*Challenge*. Leave out the pictures and copy everything else below exactly.

— Begin Listing —

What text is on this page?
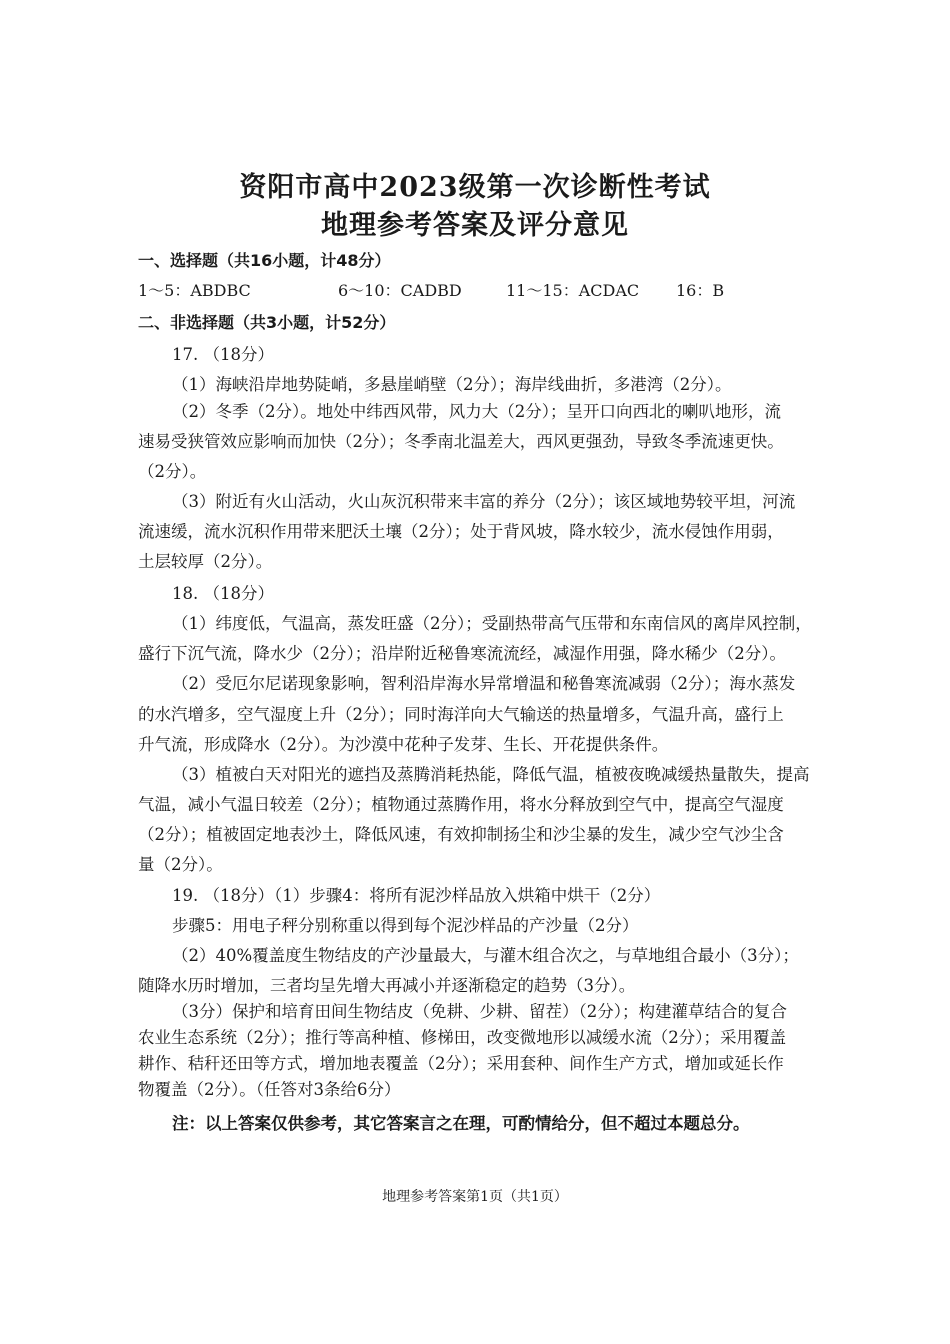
资阳市高中2023级第一次诊断性考试
地理参考答案及评分意见
一、选择题（共16小题，计48分）
1～5：ABDBC	6～10：CADBD	11～15：ACDAC 16：B
二、非选择题（共3小题，计52分）
17. （18分）
（1）海峡沿岸地势陡峭，多悬崖峭壁（2分）；海岸线曲折，多港湾（2分）。
（2）冬季（2分）。地处中纬西风带，风力大（2分）；呈开口向西北的喇叭地形，流
速易受狭管效应影响而加快（2分）；冬季南北温差大，西风更强劲，导致冬季流速更快。
（2分）。
（3）附近有火山活动，火山灰沉积带来丰富的养分（2分）；该区域地势较平坦，河流
流速缓，流水沉积作用带来肥沃土壤（2分）；处于背风坡，降水较少，流水侵蚀作用弱，
土层较厚（2分）。
18. （18分）
（1）纬度低，气温高，蒸发旺盛（2分）；受副热带高气压带和东南信风的离岸风控制，
盛行下沉气流，降水少（2分）；沿岸附近秘鲁寒流流经，减湿作用强，降水稀少（2分）。
（2）受厄尔尼诺现象影响，智利沿岸海水异常增温和秘鲁寒流减弱（2分）；海水蒸发
的水汽增多，空气湿度上升（2分）；同时海洋向大气输送的热量增多，气温升高，盛行上
升气流，形成降水（2分）。为沙漠中花种子发芽、生长、开花提供条件。
（3）植被白天对阳光的遮挡及蒸腾消耗热能，降低气温，植被夜晚减缓热量散失，提高
气温，减小气温日较差（2分）；植物通过蒸腾作用，将水分释放到空气中，提高空气湿度
（2分）；植被固定地表沙土，降低风速，有效抑制扬尘和沙尘暴的发生，减少空气沙尘含
量（2分）。
19. （18分）（1）步骤4：将所有泥沙样品放入烘箱中烘干（2分）
步骤5：用电子秤分别称重以得到每个泥沙样品的产沙量（2分）
（2）40%覆盖度生物结皮的产沙量最大，与灌木组合次之，与草地组合最小（3分）；
随降水历时增加，三者均呈先增大再减小并逐渐稳定的趋势（3分）。
（3分）保护和培育田间生物结皮（免耕、少耕、留茬）（2分）；构建灌草结合的复合
农业生态系统（2分）；推行等高种植、修梯田，改变微地形以减缓水流（2分）；采用覆盖
耕作、秸秆还田等方式，增加地表覆盖（2分）；采用套种、间作生产方式，增加或延长作
物覆盖（2分）。（任答对3条给6分）
注：以上答案仅供参考，其它答案言之在理，可酌情给分，但不超过本题总分。
地理参考答案第1页（共1页）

— End Listing —

*Task solution*.
What text is on this page?
资阳市高中2023级第一次诊断性考试
地理参考答案及评分意见
一、选择题（共16小题，计48分）
1～5：ABDBC	6～10：CADBD	11～15：ACDAC 16：B
二、非选择题（共3小题，计52分）
17. （18分）
（1）海峡沿岸地势陡峭，多悬崖峭壁（2分）；海岸线曲折，多港湾（2分）。
（2）冬季（2分）。地处中纬西风带，风力大（2分）；呈开口向西北的喇叭地形，流
速易受狭管效应影响而加快（2分）；冬季南北温差大，西风更强劲，导致冬季流速更快。
（2分）。
（3）附近有火山活动，火山灰沉积带来丰富的养分（2分）；该区域地势较平坦，河流
流速缓，流水沉积作用带来肥沃土壤（2分）；处于背风坡，降水较少，流水侵蚀作用弱，
土层较厚（2分）。
18. （18分）
（1）纬度低，气温高，蒸发旺盛（2分）；受副热带高气压带和东南信风的离岸风控制，
盛行下沉气流，降水少（2分）；沿岸附近秘鲁寒流流经，减湿作用强，降水稀少（2分）。
（2）受厄尔尼诺现象影响，智利沿岸海水异常增温和秘鲁寒流减弱（2分）；海水蒸发
的水汽增多，空气湿度上升（2分）；同时海洋向大气输送的热量增多，气温升高，盛行上
升气流，形成降水（2分）。为沙漠中花种子发芽、生长、开花提供条件。
（3）植被白天对阳光的遮挡及蒸腾消耗热能，降低气温，植被夜晚减缓热量散失，提高
气温，减小气温日较差（2分）；植物通过蒸腾作用，将水分释放到空气中，提高空气湿度
（2分）；植被固定地表沙土，降低风速，有效抑制扬尘和沙尘暴的发生，减少空气沙尘含
量（2分）。
19. （18分）（1）步骤4：将所有泥沙样品放入烘箱中烘干（2分）
步骤5：用电子秤分别称重以得到每个泥沙样品的产沙量（2分）
（2）40%覆盖度生物结皮的产沙量最大，与灌木组合次之，与草地组合最小（3分）；
随降水历时增加，三者均呈先增大再减小并逐渐稳定的趋势（3分）。
（3分）保护和培育田间生物结皮（免耕、少耕、留茬）（2分）；构建灌草结合的复合
农业生态系统（2分）；推行等高种植、修梯田，改变微地形以减缓水流（2分）；采用覆盖
耕作、秸秆还田等方式，增加地表覆盖（2分）；采用套种、间作生产方式，增加或延长作
物覆盖（2分）。（任答对3条给6分）
注：以上答案仅供参考，其它答案言之在理，可酌情给分，但不超过本题总分。
地理参考答案第1页（共1页）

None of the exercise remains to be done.